## Begin

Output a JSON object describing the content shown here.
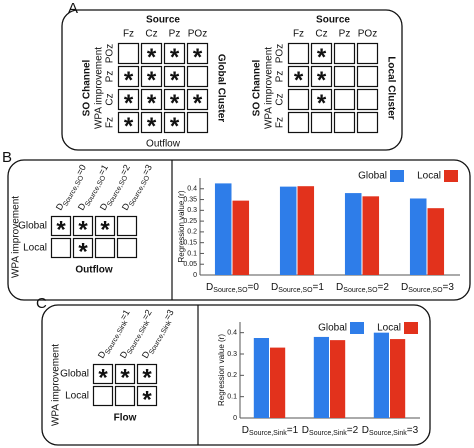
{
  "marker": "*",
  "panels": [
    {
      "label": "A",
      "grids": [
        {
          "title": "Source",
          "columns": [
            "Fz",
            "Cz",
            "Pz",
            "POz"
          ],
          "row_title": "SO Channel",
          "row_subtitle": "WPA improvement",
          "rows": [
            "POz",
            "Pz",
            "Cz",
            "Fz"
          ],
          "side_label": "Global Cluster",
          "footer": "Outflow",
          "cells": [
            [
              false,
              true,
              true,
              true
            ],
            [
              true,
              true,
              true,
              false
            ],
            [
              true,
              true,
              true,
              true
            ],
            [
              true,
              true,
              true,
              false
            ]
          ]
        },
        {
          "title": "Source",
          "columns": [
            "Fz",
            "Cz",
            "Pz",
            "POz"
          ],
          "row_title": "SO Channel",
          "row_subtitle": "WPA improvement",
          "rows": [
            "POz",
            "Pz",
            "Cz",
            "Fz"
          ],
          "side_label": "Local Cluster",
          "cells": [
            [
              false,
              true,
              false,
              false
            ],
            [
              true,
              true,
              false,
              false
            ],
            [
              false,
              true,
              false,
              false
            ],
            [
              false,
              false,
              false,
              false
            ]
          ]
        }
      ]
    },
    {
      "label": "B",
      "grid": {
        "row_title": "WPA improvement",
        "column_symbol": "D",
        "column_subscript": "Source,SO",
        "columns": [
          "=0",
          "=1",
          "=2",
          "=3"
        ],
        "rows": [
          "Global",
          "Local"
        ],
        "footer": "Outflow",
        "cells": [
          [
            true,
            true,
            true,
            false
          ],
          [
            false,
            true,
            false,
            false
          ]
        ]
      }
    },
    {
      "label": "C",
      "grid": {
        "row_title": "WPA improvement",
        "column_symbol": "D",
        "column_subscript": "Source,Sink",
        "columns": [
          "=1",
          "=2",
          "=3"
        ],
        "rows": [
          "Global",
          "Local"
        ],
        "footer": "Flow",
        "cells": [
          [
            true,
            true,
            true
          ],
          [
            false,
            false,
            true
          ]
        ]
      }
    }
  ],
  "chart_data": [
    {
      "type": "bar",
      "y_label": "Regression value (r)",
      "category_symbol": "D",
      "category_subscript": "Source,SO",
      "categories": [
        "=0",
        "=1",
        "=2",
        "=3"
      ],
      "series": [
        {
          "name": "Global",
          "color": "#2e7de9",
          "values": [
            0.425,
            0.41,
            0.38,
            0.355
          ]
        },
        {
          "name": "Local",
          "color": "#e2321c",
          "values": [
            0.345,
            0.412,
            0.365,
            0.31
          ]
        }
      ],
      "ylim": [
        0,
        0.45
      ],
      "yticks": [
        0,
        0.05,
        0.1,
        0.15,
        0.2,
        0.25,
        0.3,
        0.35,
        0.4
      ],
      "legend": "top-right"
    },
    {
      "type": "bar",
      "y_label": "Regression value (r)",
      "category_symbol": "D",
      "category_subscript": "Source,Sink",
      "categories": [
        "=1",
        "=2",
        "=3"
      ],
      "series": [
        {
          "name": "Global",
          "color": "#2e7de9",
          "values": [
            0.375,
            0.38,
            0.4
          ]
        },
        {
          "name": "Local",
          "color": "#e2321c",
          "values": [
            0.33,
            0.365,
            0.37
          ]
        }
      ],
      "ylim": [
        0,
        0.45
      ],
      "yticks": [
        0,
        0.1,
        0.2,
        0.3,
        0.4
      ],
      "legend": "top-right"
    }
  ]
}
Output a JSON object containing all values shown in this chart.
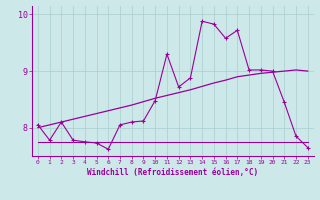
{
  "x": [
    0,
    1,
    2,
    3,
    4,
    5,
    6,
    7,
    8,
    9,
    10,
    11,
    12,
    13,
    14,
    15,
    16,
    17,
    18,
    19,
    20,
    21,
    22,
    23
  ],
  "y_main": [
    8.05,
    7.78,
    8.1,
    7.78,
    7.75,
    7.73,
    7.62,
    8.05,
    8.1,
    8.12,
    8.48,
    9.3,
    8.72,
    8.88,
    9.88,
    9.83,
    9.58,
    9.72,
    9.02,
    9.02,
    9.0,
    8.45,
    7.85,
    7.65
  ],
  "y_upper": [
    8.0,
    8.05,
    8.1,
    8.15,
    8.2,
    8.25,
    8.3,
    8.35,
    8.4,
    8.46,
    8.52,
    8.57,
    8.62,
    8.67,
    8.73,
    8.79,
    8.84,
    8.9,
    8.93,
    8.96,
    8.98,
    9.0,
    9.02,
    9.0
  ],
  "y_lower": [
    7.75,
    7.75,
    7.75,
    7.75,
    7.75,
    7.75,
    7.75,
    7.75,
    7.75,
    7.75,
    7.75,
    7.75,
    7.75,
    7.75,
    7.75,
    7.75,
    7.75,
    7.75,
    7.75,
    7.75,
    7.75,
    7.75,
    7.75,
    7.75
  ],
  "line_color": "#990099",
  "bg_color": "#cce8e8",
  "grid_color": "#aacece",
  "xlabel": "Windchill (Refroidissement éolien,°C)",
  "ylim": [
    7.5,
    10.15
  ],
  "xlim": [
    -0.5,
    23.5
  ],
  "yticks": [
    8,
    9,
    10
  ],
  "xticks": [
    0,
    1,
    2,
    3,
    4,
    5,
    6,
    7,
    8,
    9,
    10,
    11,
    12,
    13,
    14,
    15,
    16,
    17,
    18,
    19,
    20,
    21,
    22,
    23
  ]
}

## End

What needs to be done →
Repeat the lines above exactly, and keep every picture out.

Task solution →
Output a JSON object describing the content shown here.
{
  "marker": "*",
  "panels": [
    {
      "label": "A",
      "grids": [
        {
          "title": "Source",
          "columns": [
            "Fz",
            "Cz",
            "Pz",
            "POz"
          ],
          "row_title": "SO Channel",
          "row_subtitle": "WPA improvement",
          "rows": [
            "POz",
            "Pz",
            "Cz",
            "Fz"
          ],
          "side_label": "Global Cluster",
          "footer": "Outflow",
          "cells": [
            [
              false,
              true,
              true,
              true
            ],
            [
              true,
              true,
              true,
              false
            ],
            [
              true,
              true,
              true,
              true
            ],
            [
              true,
              true,
              true,
              false
            ]
          ]
        },
        {
          "title": "Source",
          "columns": [
            "Fz",
            "Cz",
            "Pz",
            "POz"
          ],
          "row_title": "SO Channel",
          "row_subtitle": "WPA improvement",
          "rows": [
            "POz",
            "Pz",
            "Cz",
            "Fz"
          ],
          "side_label": "Local Cluster",
          "cells": [
            [
              false,
              true,
              false,
              false
            ],
            [
              true,
              true,
              false,
              false
            ],
            [
              false,
              true,
              false,
              false
            ],
            [
              false,
              false,
              false,
              false
            ]
          ]
        }
      ]
    },
    {
      "label": "B",
      "grid": {
        "row_title": "WPA improvement",
        "column_symbol": "D",
        "column_subscript": "Source,SO",
        "columns": [
          "=0",
          "=1",
          "=2",
          "=3"
        ],
        "rows": [
          "Global",
          "Local"
        ],
        "footer": "Outflow",
        "cells": [
          [
            true,
            true,
            true,
            false
          ],
          [
            false,
            true,
            false,
            false
          ]
        ]
      }
    },
    {
      "label": "C",
      "grid": {
        "row_title": "WPA improvement",
        "column_symbol": "D",
        "column_subscript": "Source,Sink",
        "columns": [
          "=1",
          "=2",
          "=3"
        ],
        "rows": [
          "Global",
          "Local"
        ],
        "footer": "Flow",
        "cells": [
          [
            true,
            true,
            true
          ],
          [
            false,
            false,
            true
          ]
        ]
      }
    }
  ],
  "chart_data": [
    {
      "type": "bar",
      "y_label": "Regression value (r)",
      "category_symbol": "D",
      "category_subscript": "Source,SO",
      "categories": [
        "=0",
        "=1",
        "=2",
        "=3"
      ],
      "series": [
        {
          "name": "Global",
          "color": "#2e7de9",
          "values": [
            0.425,
            0.41,
            0.38,
            0.355
          ]
        },
        {
          "name": "Local",
          "color": "#e2321c",
          "values": [
            0.345,
            0.412,
            0.365,
            0.31
          ]
        }
      ],
      "ylim": [
        0,
        0.45
      ],
      "yticks": [
        0,
        0.05,
        0.1,
        0.15,
        0.2,
        0.25,
        0.3,
        0.35,
        0.4
      ],
      "legend": "top-right"
    },
    {
      "type": "bar",
      "y_label": "Regression value (r)",
      "category_symbol": "D",
      "category_subscript": "Source,Sink",
      "categories": [
        "=1",
        "=2",
        "=3"
      ],
      "series": [
        {
          "name": "Global",
          "color": "#2e7de9",
          "values": [
            0.375,
            0.38,
            0.4
          ]
        },
        {
          "name": "Local",
          "color": "#e2321c",
          "values": [
            0.33,
            0.365,
            0.37
          ]
        }
      ],
      "ylim": [
        0,
        0.45
      ],
      "yticks": [
        0,
        0.1,
        0.2,
        0.3,
        0.4
      ],
      "legend": "top-right"
    }
  ]
}
Output a JSON object containing all values shown in this chart.
{
  "x": [
    0,
    1,
    2,
    3,
    4,
    5,
    6,
    7,
    8,
    9,
    10,
    11,
    12,
    13,
    14,
    15,
    16,
    17,
    18,
    19,
    20,
    21,
    22,
    23
  ],
  "y_main": [
    8.05,
    7.78,
    8.1,
    7.78,
    7.75,
    7.73,
    7.62,
    8.05,
    8.1,
    8.12,
    8.48,
    9.3,
    8.72,
    8.88,
    9.88,
    9.83,
    9.58,
    9.72,
    9.02,
    9.02,
    9.0,
    8.45,
    7.85,
    7.65
  ],
  "y_upper": [
    8.0,
    8.05,
    8.1,
    8.15,
    8.2,
    8.25,
    8.3,
    8.35,
    8.4,
    8.46,
    8.52,
    8.57,
    8.62,
    8.67,
    8.73,
    8.79,
    8.84,
    8.9,
    8.93,
    8.96,
    8.98,
    9.0,
    9.02,
    9.0
  ],
  "y_lower": [
    7.75,
    7.75,
    7.75,
    7.75,
    7.75,
    7.75,
    7.75,
    7.75,
    7.75,
    7.75,
    7.75,
    7.75,
    7.75,
    7.75,
    7.75,
    7.75,
    7.75,
    7.75,
    7.75,
    7.75,
    7.75,
    7.75,
    7.75,
    7.75
  ],
  "line_color": "#990099",
  "bg_color": "#cce8e8",
  "grid_color": "#aacece",
  "xlabel": "Windchill (Refroidissement éolien,°C)",
  "ylim": [
    7.5,
    10.15
  ],
  "xlim": [
    -0.5,
    23.5
  ],
  "yticks": [
    8,
    9,
    10
  ],
  "xticks": [
    0,
    1,
    2,
    3,
    4,
    5,
    6,
    7,
    8,
    9,
    10,
    11,
    12,
    13,
    14,
    15,
    16,
    17,
    18,
    19,
    20,
    21,
    22,
    23
  ]
}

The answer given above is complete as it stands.